## Supplied entries
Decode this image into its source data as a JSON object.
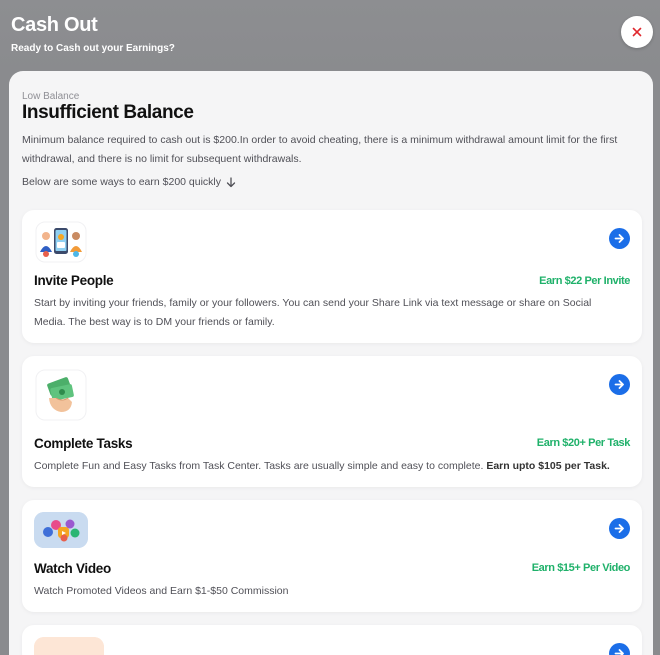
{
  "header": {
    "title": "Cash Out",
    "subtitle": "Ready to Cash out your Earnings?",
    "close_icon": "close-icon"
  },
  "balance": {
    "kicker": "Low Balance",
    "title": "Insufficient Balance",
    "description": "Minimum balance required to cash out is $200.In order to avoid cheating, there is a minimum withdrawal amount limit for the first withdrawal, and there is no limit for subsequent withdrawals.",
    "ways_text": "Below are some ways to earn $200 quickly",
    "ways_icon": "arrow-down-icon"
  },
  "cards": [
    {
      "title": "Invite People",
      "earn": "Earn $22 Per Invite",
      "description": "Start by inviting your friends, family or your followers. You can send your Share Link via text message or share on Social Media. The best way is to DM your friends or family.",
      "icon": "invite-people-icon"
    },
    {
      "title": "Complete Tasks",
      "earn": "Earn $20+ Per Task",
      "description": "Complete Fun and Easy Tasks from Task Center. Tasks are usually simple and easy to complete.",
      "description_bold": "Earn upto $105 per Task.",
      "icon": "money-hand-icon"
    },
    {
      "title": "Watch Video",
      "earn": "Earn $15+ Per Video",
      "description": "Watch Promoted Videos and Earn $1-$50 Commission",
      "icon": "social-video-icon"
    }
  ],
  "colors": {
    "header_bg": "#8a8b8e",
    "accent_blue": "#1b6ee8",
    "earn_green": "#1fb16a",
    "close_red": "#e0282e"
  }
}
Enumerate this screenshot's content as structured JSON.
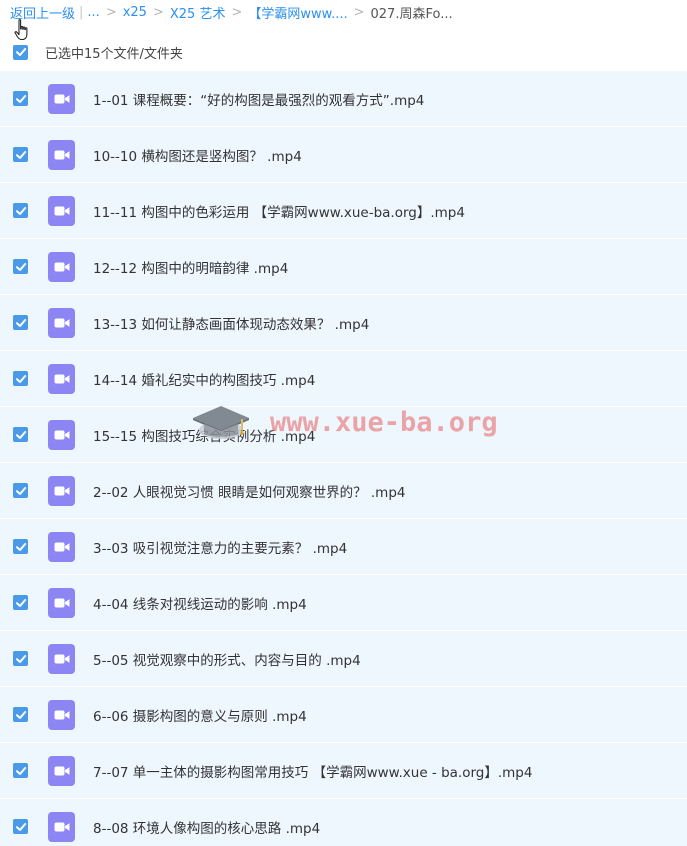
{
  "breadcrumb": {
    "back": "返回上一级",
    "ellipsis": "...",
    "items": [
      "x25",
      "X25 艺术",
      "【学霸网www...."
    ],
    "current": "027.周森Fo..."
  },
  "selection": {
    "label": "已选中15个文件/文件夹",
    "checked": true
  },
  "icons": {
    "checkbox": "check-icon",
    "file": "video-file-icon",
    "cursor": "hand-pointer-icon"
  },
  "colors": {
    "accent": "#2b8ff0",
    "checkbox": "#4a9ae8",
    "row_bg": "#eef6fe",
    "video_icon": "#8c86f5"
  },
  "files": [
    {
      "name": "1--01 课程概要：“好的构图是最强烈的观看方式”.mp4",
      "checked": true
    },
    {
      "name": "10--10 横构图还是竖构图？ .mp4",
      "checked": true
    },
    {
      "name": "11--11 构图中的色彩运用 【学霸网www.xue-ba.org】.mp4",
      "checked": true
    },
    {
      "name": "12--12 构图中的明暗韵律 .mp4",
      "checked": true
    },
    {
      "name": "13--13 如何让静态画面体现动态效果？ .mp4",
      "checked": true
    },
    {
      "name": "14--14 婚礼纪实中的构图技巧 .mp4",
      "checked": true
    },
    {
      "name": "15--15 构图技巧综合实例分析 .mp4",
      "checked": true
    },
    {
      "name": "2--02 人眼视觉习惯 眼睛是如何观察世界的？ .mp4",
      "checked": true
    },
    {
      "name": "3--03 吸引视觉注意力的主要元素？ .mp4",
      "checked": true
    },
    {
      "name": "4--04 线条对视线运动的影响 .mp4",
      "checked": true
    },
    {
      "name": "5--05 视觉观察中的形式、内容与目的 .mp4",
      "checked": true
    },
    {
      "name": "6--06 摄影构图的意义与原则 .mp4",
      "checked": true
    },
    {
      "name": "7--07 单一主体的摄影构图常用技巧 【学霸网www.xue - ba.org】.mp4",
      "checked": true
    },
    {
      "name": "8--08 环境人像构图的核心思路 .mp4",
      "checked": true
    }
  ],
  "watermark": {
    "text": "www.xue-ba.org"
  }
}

## Set exercise
Go through the listing above and list every line that has the word "your".

## Written answer
    "subtitle": "Ready to Cash out your Earnings?",
      "description": "Start by inviting your friends, family or your followers. You can send your Share Link via text message or share on Social Media. The best way is to DM your friends or family.",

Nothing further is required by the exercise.